**Task instructions:**
Print the entries below in their entirety, exactly as they are written.

Extracted data entries

────────────────────

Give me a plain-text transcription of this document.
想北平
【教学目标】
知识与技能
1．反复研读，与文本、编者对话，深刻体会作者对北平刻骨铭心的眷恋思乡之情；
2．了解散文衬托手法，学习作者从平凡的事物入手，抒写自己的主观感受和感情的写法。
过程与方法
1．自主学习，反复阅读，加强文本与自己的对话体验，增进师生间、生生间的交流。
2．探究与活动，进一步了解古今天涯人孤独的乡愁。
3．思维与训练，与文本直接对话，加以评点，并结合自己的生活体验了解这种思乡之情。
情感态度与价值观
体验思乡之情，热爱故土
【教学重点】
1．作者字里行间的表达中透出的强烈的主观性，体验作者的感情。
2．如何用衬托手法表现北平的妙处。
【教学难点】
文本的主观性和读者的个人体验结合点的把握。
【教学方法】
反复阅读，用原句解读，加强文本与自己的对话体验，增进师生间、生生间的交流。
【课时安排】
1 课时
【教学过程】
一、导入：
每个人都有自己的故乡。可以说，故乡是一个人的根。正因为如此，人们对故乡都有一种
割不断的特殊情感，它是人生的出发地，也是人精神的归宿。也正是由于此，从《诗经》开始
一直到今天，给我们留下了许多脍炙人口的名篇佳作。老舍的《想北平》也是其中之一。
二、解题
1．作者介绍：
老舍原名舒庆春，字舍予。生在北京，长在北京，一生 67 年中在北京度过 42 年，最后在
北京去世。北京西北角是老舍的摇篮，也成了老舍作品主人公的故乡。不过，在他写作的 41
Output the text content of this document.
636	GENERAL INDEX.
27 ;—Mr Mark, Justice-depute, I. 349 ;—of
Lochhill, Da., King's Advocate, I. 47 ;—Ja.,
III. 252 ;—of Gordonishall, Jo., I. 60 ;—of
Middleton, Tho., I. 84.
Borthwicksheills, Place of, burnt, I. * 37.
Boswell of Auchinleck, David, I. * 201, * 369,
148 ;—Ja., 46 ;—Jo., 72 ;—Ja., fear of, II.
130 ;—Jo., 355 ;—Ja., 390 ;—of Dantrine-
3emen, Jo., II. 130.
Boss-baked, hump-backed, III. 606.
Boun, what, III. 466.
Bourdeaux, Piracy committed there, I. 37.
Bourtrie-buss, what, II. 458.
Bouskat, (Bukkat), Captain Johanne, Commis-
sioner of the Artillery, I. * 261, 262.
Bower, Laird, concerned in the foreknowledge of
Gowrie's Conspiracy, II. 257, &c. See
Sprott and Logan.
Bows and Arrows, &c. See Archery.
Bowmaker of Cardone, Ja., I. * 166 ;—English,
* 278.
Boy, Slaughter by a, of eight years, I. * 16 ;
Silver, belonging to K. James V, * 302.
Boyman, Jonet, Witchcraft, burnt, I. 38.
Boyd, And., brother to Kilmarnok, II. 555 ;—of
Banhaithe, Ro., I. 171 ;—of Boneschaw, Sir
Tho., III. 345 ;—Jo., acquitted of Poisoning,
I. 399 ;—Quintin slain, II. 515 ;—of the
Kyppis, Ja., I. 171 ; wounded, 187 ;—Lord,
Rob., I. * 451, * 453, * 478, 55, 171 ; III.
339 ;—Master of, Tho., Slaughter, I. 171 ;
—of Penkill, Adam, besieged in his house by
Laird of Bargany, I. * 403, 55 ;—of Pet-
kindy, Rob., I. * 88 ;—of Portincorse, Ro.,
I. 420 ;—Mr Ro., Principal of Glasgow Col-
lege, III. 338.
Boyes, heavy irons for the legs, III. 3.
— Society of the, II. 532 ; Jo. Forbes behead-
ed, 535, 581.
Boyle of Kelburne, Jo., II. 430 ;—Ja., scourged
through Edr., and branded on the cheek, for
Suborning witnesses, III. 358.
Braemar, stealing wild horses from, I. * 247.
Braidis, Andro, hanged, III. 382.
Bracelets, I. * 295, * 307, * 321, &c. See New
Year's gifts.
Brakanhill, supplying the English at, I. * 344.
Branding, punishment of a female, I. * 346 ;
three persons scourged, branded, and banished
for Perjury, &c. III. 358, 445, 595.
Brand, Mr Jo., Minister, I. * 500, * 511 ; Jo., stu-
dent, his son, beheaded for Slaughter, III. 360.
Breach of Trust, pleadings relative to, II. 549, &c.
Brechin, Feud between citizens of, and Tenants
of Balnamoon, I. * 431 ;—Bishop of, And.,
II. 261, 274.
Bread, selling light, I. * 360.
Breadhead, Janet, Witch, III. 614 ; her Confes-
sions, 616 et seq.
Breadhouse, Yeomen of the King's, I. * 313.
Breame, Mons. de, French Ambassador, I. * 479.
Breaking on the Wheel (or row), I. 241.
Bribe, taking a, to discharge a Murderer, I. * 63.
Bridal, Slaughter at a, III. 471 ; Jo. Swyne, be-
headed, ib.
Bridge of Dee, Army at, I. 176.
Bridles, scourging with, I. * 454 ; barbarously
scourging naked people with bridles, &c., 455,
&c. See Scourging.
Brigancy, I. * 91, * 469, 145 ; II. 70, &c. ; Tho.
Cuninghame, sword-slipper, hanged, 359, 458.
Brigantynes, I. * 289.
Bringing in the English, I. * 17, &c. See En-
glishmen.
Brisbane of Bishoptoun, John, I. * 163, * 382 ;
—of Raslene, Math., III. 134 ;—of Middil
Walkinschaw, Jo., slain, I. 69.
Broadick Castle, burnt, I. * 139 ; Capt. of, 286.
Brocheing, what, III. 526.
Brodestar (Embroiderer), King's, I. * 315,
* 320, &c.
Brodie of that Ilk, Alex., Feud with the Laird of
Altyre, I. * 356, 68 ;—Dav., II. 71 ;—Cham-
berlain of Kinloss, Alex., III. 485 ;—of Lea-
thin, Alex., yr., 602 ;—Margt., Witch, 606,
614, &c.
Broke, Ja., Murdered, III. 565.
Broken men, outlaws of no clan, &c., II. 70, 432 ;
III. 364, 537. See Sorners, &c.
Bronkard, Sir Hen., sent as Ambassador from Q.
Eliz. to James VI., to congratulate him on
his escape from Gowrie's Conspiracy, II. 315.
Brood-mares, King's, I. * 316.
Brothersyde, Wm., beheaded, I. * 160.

────────────────────

**Reply to the task:**
Give me a plain-text transcription of this document.
想北平
【教学目标】
知识与技能
1．反复研读，与文本、编者对话，深刻体会作者对北平刻骨铭心的眷恋思乡之情；
2．了解散文衬托手法，学习作者从平凡的事物入手，抒写自己的主观感受和感情的写法。
过程与方法
1．自主学习，反复阅读，加强文本与自己的对话体验，增进师生间、生生间的交流。
2．探究与活动，进一步了解古今天涯人孤独的乡愁。
3．思维与训练，与文本直接对话，加以评点，并结合自己的生活体验了解这种思乡之情。
情感态度与价值观
体验思乡之情，热爱故土
【教学重点】
1．作者字里行间的表达中透出的强烈的主观性，体验作者的感情。
2．如何用衬托手法表现北平的妙处。
【教学难点】
文本的主观性和读者的个人体验结合点的把握。
【教学方法】
反复阅读，用原句解读，加强文本与自己的对话体验，增进师生间、生生间的交流。
【课时安排】
1 课时
【教学过程】
一、导入：
每个人都有自己的故乡。可以说，故乡是一个人的根。正因为如此，人们对故乡都有一种
割不断的特殊情感，它是人生的出发地，也是人精神的归宿。也正是由于此，从《诗经》开始
一直到今天，给我们留下了许多脍炙人口的名篇佳作。老舍的《想北平》也是其中之一。
二、解题
1．作者介绍：
老舍原名舒庆春，字舍予。生在北京，长在北京，一生 67 年中在北京度过 42 年，最后在
北京去世。北京西北角是老舍的摇篮，也成了老舍作品主人公的故乡。不过，在他写作的 41
Output the text content of this document.
636	GENERAL INDEX.
27 ;—Mr Mark, Justice-depute, I. 349 ;—of
Lochhill, Da., King's Advocate, I. 47 ;—Ja.,
III. 252 ;—of Gordonishall, Jo., I. 60 ;—of
Middleton, Tho., I. 84.
Borthwicksheills, Place of, burnt, I. * 37.
Boswell of Auchinleck, David, I. * 201, * 369,
148 ;—Ja., 46 ;—Jo., 72 ;—Ja., fear of, II.
130 ;—Jo., 355 ;—Ja., 390 ;—of Dantrine-
3emen, Jo., II. 130.
Boss-baked, hump-backed, III. 606.
Boun, what, III. 466.
Bourdeaux, Piracy committed there, I. 37.
Bourtrie-buss, what, II. 458.
Bouskat, (Bukkat), Captain Johanne, Commis-
sioner of the Artillery, I. * 261, 262.
Bower, Laird, concerned in the foreknowledge of
Gowrie's Conspiracy, II. 257, &c. See
Sprott and Logan.
Bows and Arrows, &c. See Archery.
Bowmaker of Cardone, Ja., I. * 166 ;—English,
* 278.
Boy, Slaughter by a, of eight years, I. * 16 ;
Silver, belonging to K. James V, * 302.
Boyman, Jonet, Witchcraft, burnt, I. 38.
Boyd, And., brother to Kilmarnok, II. 555 ;—of
Banhaithe, Ro., I. 171 ;—of Boneschaw, Sir
Tho., III. 345 ;—Jo., acquitted of Poisoning,
I. 399 ;—Quintin slain, II. 515 ;—of the
Kyppis, Ja., I. 171 ; wounded, 187 ;—Lord,
Rob., I. * 451, * 453, * 478, 55, 171 ; III.
339 ;—Master of, Tho., Slaughter, I. 171 ;
—of Penkill, Adam, besieged in his house by
Laird of Bargany, I. * 403, 55 ;—of Pet-
kindy, Rob., I. * 88 ;—of Portincorse, Ro.,
I. 420 ;—Mr Ro., Principal of Glasgow Col-
lege, III. 338.
Boyes, heavy irons for the legs, III. 3.
— Society of the, II. 532 ; Jo. Forbes behead-
ed, 535, 581.
Boyle of Kelburne, Jo., II. 430 ;—Ja., scourged
through Edr., and branded on the cheek, for
Suborning witnesses, III. 358.
Braemar, stealing wild horses from, I. * 247.
Braidis, Andro, hanged, III. 382.
Bracelets, I. * 295, * 307, * 321, &c. See New
Year's gifts.
Brakanhill, supplying the English at, I. * 344.
Branding, punishment of a female, I. * 346 ;
three persons scourged, branded, and banished
for Perjury, &c. III. 358, 445, 595.
Brand, Mr Jo., Minister, I. * 500, * 511 ; Jo., stu-
dent, his son, beheaded for Slaughter, III. 360.
Breach of Trust, pleadings relative to, II. 549, &c.
Brechin, Feud between citizens of, and Tenants
of Balnamoon, I. * 431 ;—Bishop of, And.,
II. 261, 274.
Bread, selling light, I. * 360.
Breadhead, Janet, Witch, III. 614 ; her Confes-
sions, 616 et seq.
Breadhouse, Yeomen of the King's, I. * 313.
Breame, Mons. de, French Ambassador, I. * 479.
Breaking on the Wheel (or row), I. 241.
Bribe, taking a, to discharge a Murderer, I. * 63.
Bridal, Slaughter at a, III. 471 ; Jo. Swyne, be-
headed, ib.
Bridge of Dee, Army at, I. 176.
Bridles, scourging with, I. * 454 ; barbarously
scourging naked people with bridles, &c., 455,
&c. See Scourging.
Brigancy, I. * 91, * 469, 145 ; II. 70, &c. ; Tho.
Cuninghame, sword-slipper, hanged, 359, 458.
Brigantynes, I. * 289.
Bringing in the English, I. * 17, &c. See En-
glishmen.
Brisbane of Bishoptoun, John, I. * 163, * 382 ;
—of Raslene, Math., III. 134 ;—of Middil
Walkinschaw, Jo., slain, I. 69.
Broadick Castle, burnt, I. * 139 ; Capt. of, 286.
Brocheing, what, III. 526.
Brodestar (Embroiderer), King's, I. * 315,
* 320, &c.
Brodie of that Ilk, Alex., Feud with the Laird of
Altyre, I. * 356, 68 ;—Dav., II. 71 ;—Cham-
berlain of Kinloss, Alex., III. 485 ;—of Lea-
thin, Alex., yr., 602 ;—Margt., Witch, 606,
614, &c.
Broke, Ja., Murdered, III. 565.
Broken men, outlaws of no clan, &c., II. 70, 432 ;
III. 364, 537. See Sorners, &c.
Bronkard, Sir Hen., sent as Ambassador from Q.
Eliz. to James VI., to congratulate him on
his escape from Gowrie's Conspiracy, II. 315.
Brood-mares, King's, I. * 316.
Brothersyde, Wm., beheaded, I. * 160.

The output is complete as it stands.